─── Records for the exercise

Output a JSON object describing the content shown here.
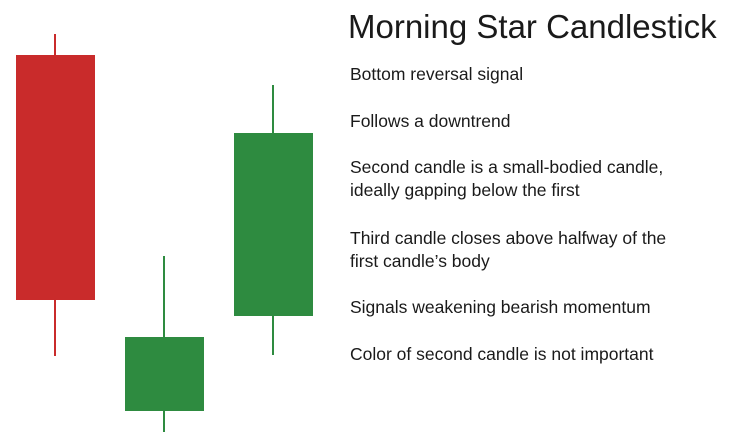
{
  "title": "Morning Star Candlestick",
  "colors": {
    "bearish": "#c92b2b",
    "bullish": "#2e8b40"
  },
  "candles": [
    {
      "name": "first",
      "direction": "bearish"
    },
    {
      "name": "second",
      "direction": "bullish"
    },
    {
      "name": "third",
      "direction": "bullish"
    }
  ],
  "points": [
    {
      "lines": [
        "Bottom reversal signal"
      ]
    },
    {
      "lines": [
        "Follows a downtrend"
      ]
    },
    {
      "lines": [
        "Second candle is a small-bodied candle,",
        "ideally gapping below the first"
      ]
    },
    {
      "lines": [
        "Third candle closes above halfway of the",
        "first candle’s body"
      ]
    },
    {
      "lines": [
        "Signals weakening bearish momentum"
      ]
    },
    {
      "lines": [
        "Color of second candle is not important"
      ]
    }
  ]
}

──────

* Exercise requirements
Reproduce the material word for word. Any pictures should be left out of the copy.

* Reply to the exercise
Output a JSON object describing the content shown here.
{
  "title": "Morning Star Candlestick",
  "colors": {
    "bearish": "#c92b2b",
    "bullish": "#2e8b40"
  },
  "candles": [
    {
      "name": "first",
      "direction": "bearish"
    },
    {
      "name": "second",
      "direction": "bullish"
    },
    {
      "name": "third",
      "direction": "bullish"
    }
  ],
  "points": [
    {
      "lines": [
        "Bottom reversal signal"
      ]
    },
    {
      "lines": [
        "Follows a downtrend"
      ]
    },
    {
      "lines": [
        "Second candle is a small-bodied candle,",
        "ideally gapping below the first"
      ]
    },
    {
      "lines": [
        "Third candle closes above halfway of the",
        "first candle’s body"
      ]
    },
    {
      "lines": [
        "Signals weakening bearish momentum"
      ]
    },
    {
      "lines": [
        "Color of second candle is not important"
      ]
    }
  ]
}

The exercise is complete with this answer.